§ **WHAT TO WORK ON**: Select all lines holding the word "brave" from the entries that follow.

**** RECORD EXCERPTS ****

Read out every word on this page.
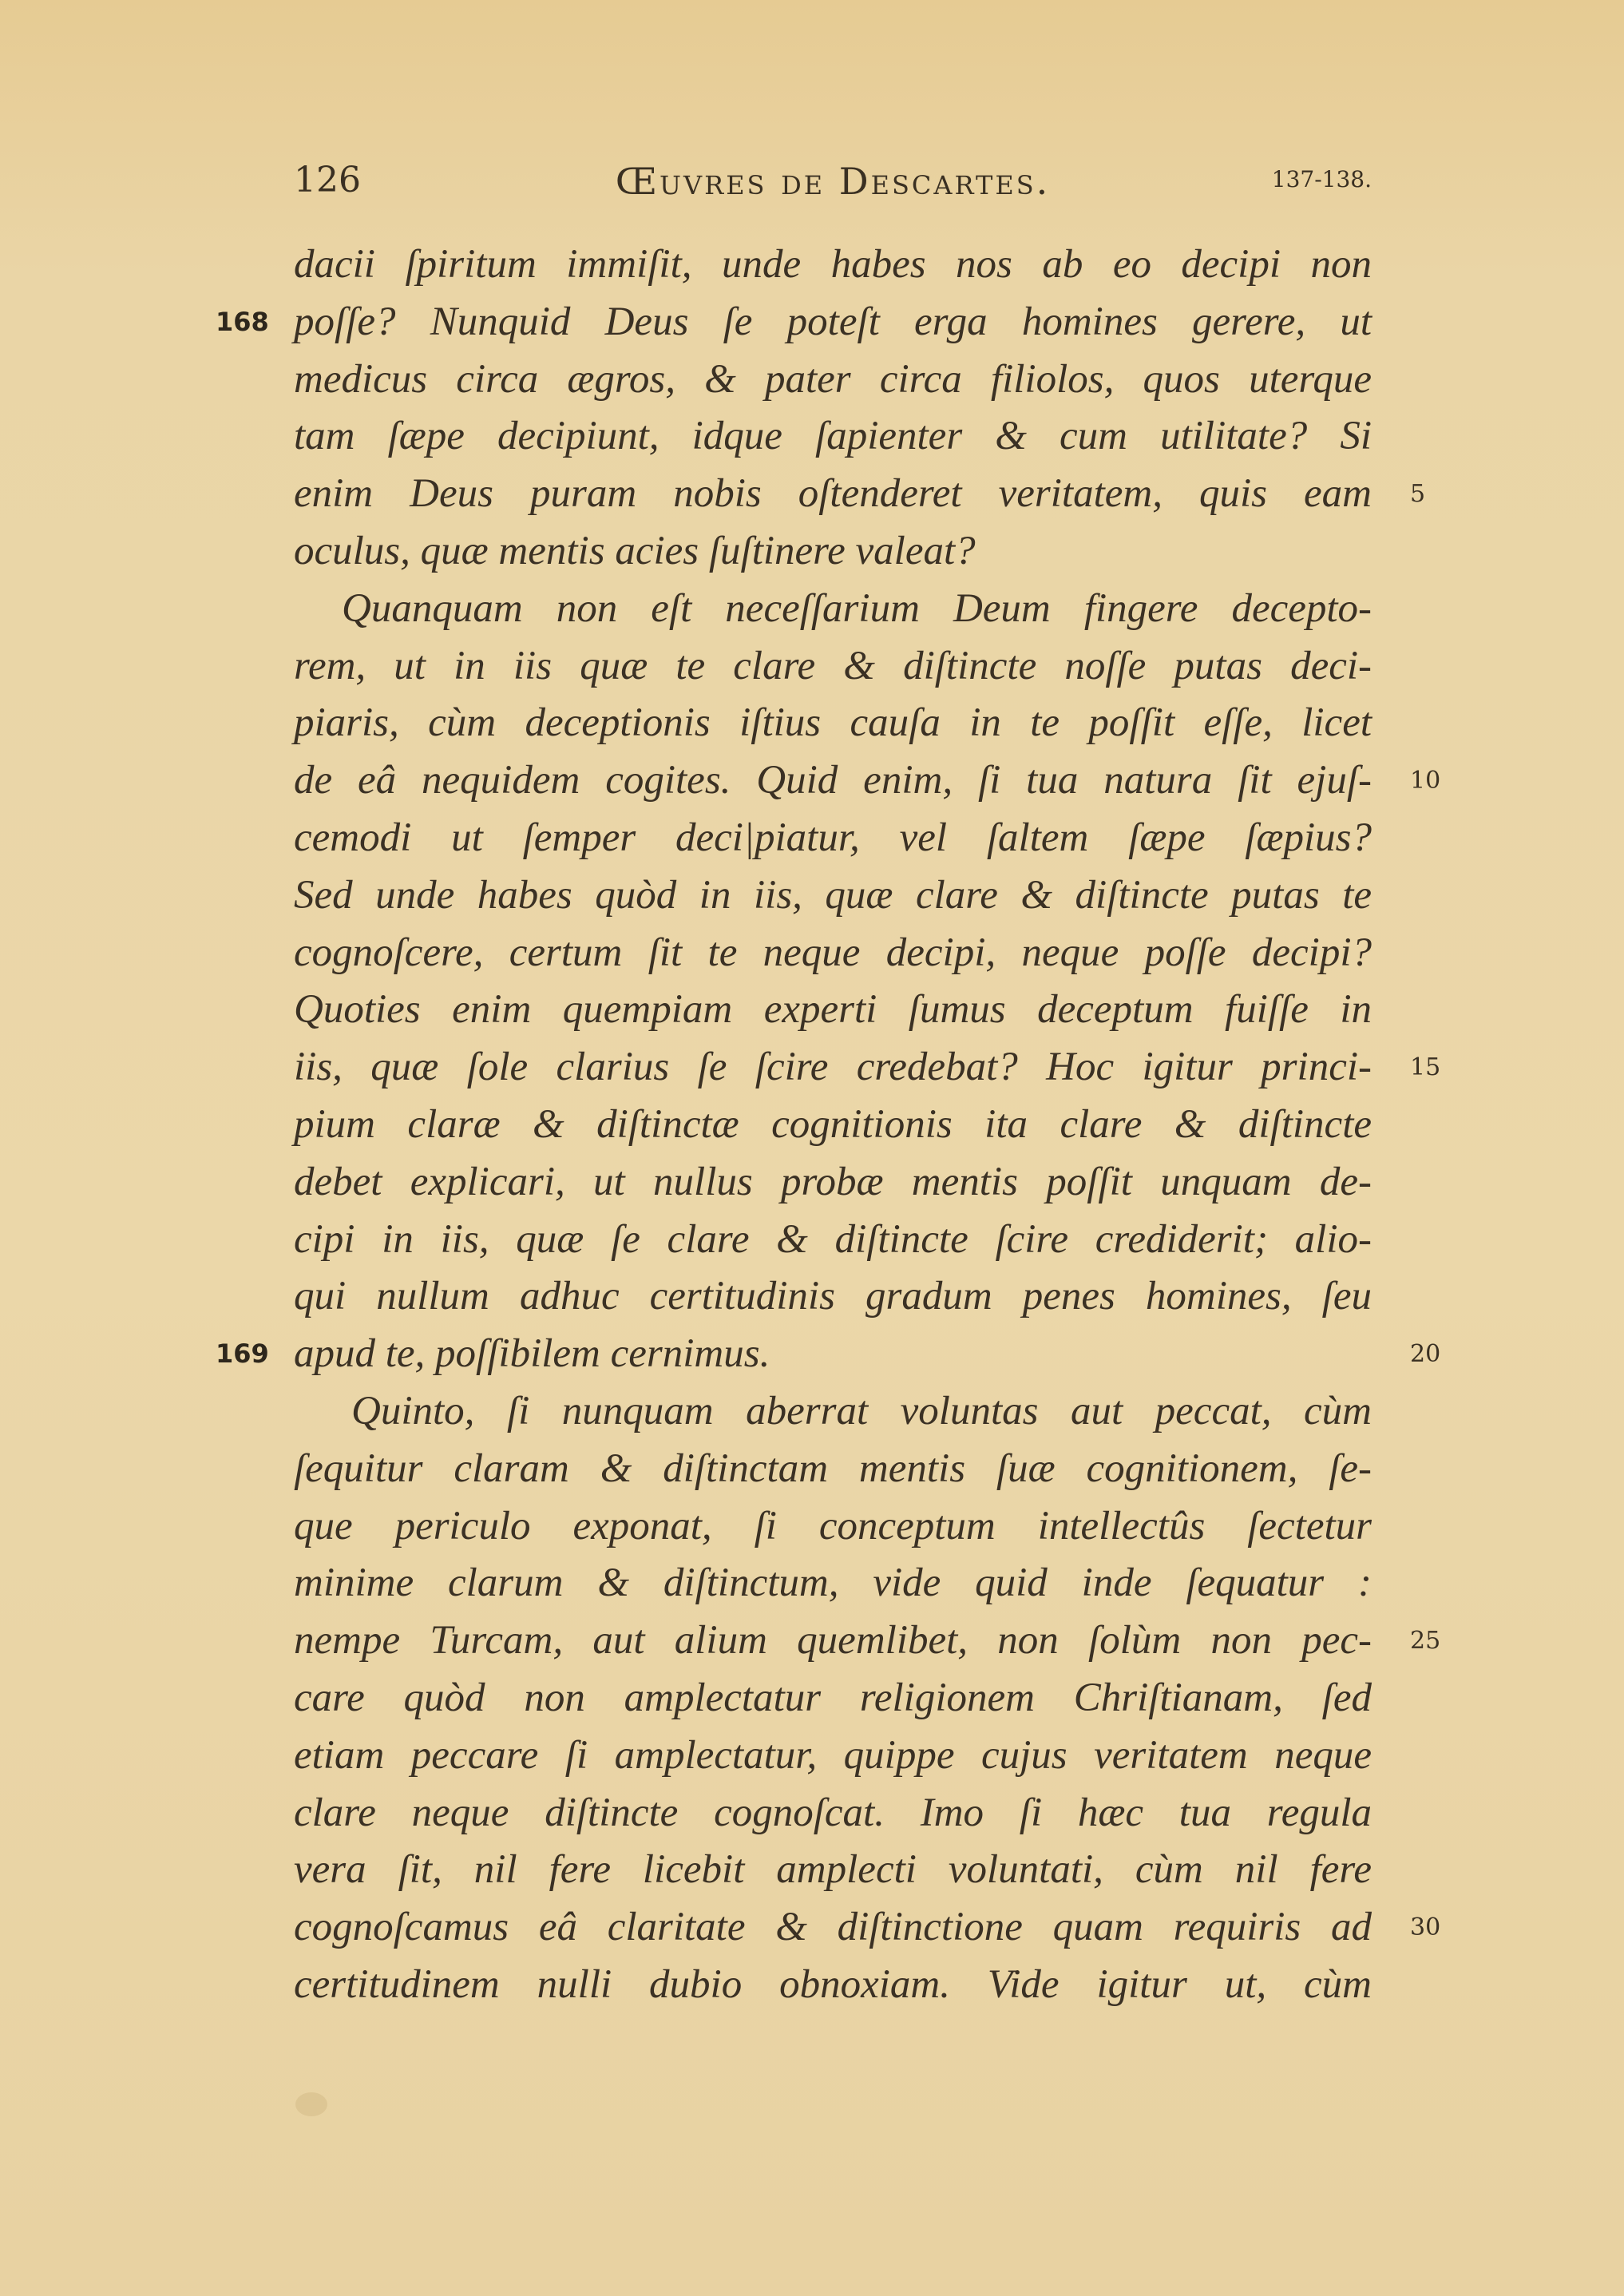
126	Œuvres de Descartes.	137-138.
dacii ſpiritum immiſit, unde habes nos ab eo decipi non
poſſe? Nunquid Deus ſe poteſt erga homines gerere, ut
168
medicus circa ægros, & pater circa filiolos, quos uterque
tam ſæpe decipiunt, idque ſapienter & cum utilitate? Si
enim Deus puram nobis oſtenderet veritatem, quis eam 5
oculus, quæ mentis acies ſuſtinere valeat?
Quanquam non eſt neceſſarium Deum fingere decepto-
rem, ut in iis quæ te clare & diſtincte noſſe putas deci-
piaris, cùm deceptionis iſtius cauſa in te poſſit eſſe, licet
de eâ nequidem cogites. Quid enim, ſi tua natura ſit ejuſ- 10
cemodi ut ſemper deci|piatur, vel ſaltem ſæpe ſæpius?
Sed unde habes quòd in iis, quæ clare & diſtincte putas te
cognoſcere, certum ſit te neque decipi, neque poſſe decipi?
Quoties enim quempiam experti ſumus deceptum fuiſſe in
iis, quæ ſole clarius ſe ſcire credebat? Hoc igitur princi- 15
pium claræ & diſtinctæ cognitionis ita clare & diſtincte
debet explicari, ut nullus probæ mentis poſſit unquam de-
cipi in iis, quæ ſe clare & diſtincte ſcire crediderit; alio-
qui nullum adhuc certitudinis gradum penes homines, ſeu
apud te, poſſibilem cernimus.
169	20
Quinto, ſi nunquam aberrat voluntas aut peccat, cùm
ſequitur claram & diſtinctam mentis ſuæ cognitionem, ſe-
que periculo exponat, ſi conceptum intellectûs ſectetur
minime clarum & diſtinctum, vide quid inde ſequatur :
nempe Turcam, aut alium quemlibet, non ſolùm non pec- 25
care quòd non amplectatur religionem Chriſtianam, ſed
etiam peccare ſi amplectatur, quippe cujus veritatem neque
clare neque diſtincte cognoſcat. Imo ſi hæc tua regula
vera ſit, nil fere licebit amplecti voluntati, cùm nil fere
cognoſcamus eâ claritate & diſtinctione quam requiris ad 30
certitudinem nulli dubio obnoxiam. Vide igitur ut, cùm
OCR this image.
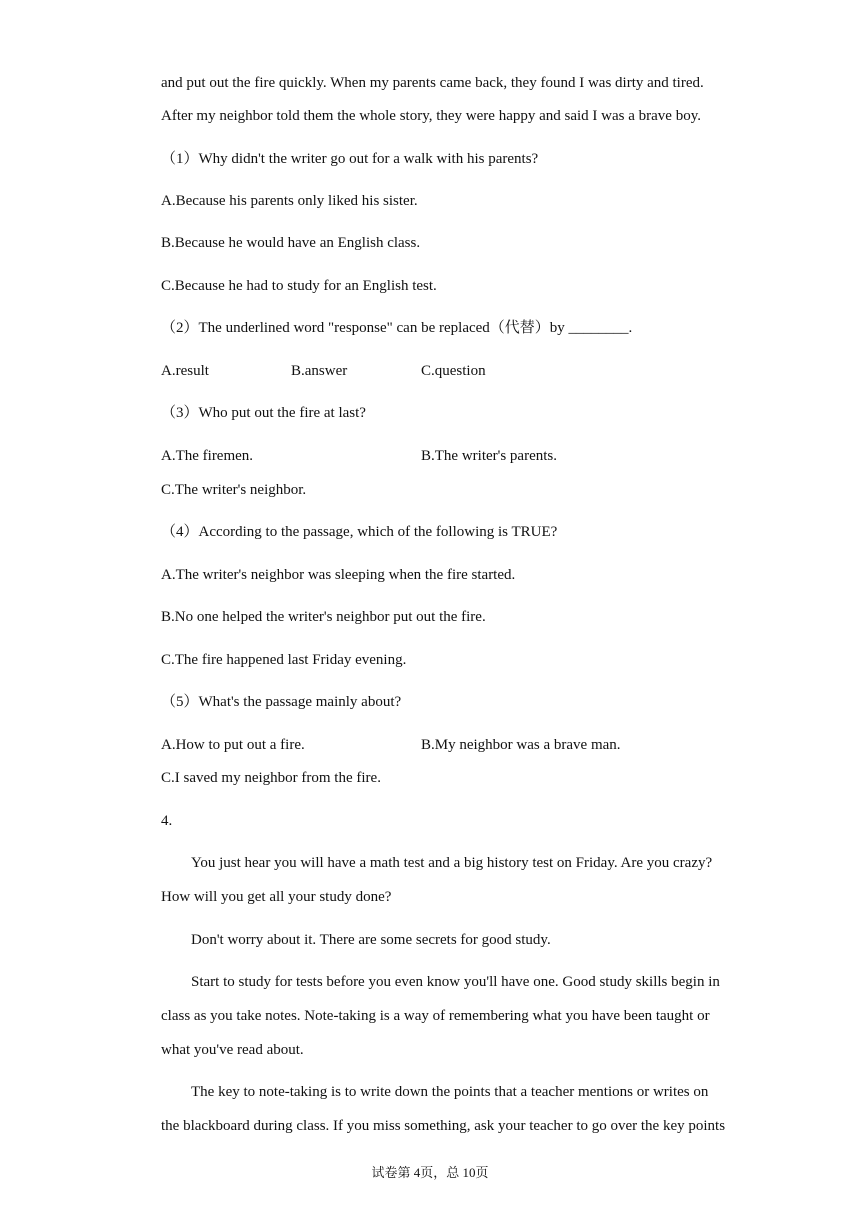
and put out the fire quickly. When my parents came back, they found I was dirty and tired.
After my neighbor told them the whole story, they were happy and said I was a brave boy.
（1）Why didn't the writer go out for a walk with his parents?
A.Because his parents only liked his sister.
B.Because he would have an English class.
C.Because he had to study for an English test.
（2）The underlined word "response" can be replaced（代替）by ________.
A.result	B.answer	C.question
（3）Who put out the fire at last?
A.The firemen.	B.The writer's parents.
C.The writer's neighbor.
（4）According to the passage, which of the following is TRUE?
A.The writer's neighbor was sleeping when the fire started.
B.No one helped the writer's neighbor put out the fire.
C.The fire happened last Friday evening.
（5）What's the passage mainly about?
A.How to put out a fire.	B.My neighbor was a brave man.
C.I saved my neighbor from the fire.
4.
You just hear you will have a math test and a big history test on Friday. Are you crazy?
How will you get all your study done?
Don't worry about it. There are some secrets for good study.
Start to study for tests before you even know you'll have one. Good study skills begin in
class as you take notes. Note-taking is a way of remembering what you have been taught or
what you've read about.
The key to note-taking is to write down the points that a teacher mentions or writes on
the blackboard during class. If you miss something, ask your teacher to go over the key points
试卷第 4页，总 10页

****

§ **TASK RESULT**:
After my neighbor told them the whole story, they were happy and said I was a brave boy.
A.How to put out a fire.	B.My neighbor was a brave man.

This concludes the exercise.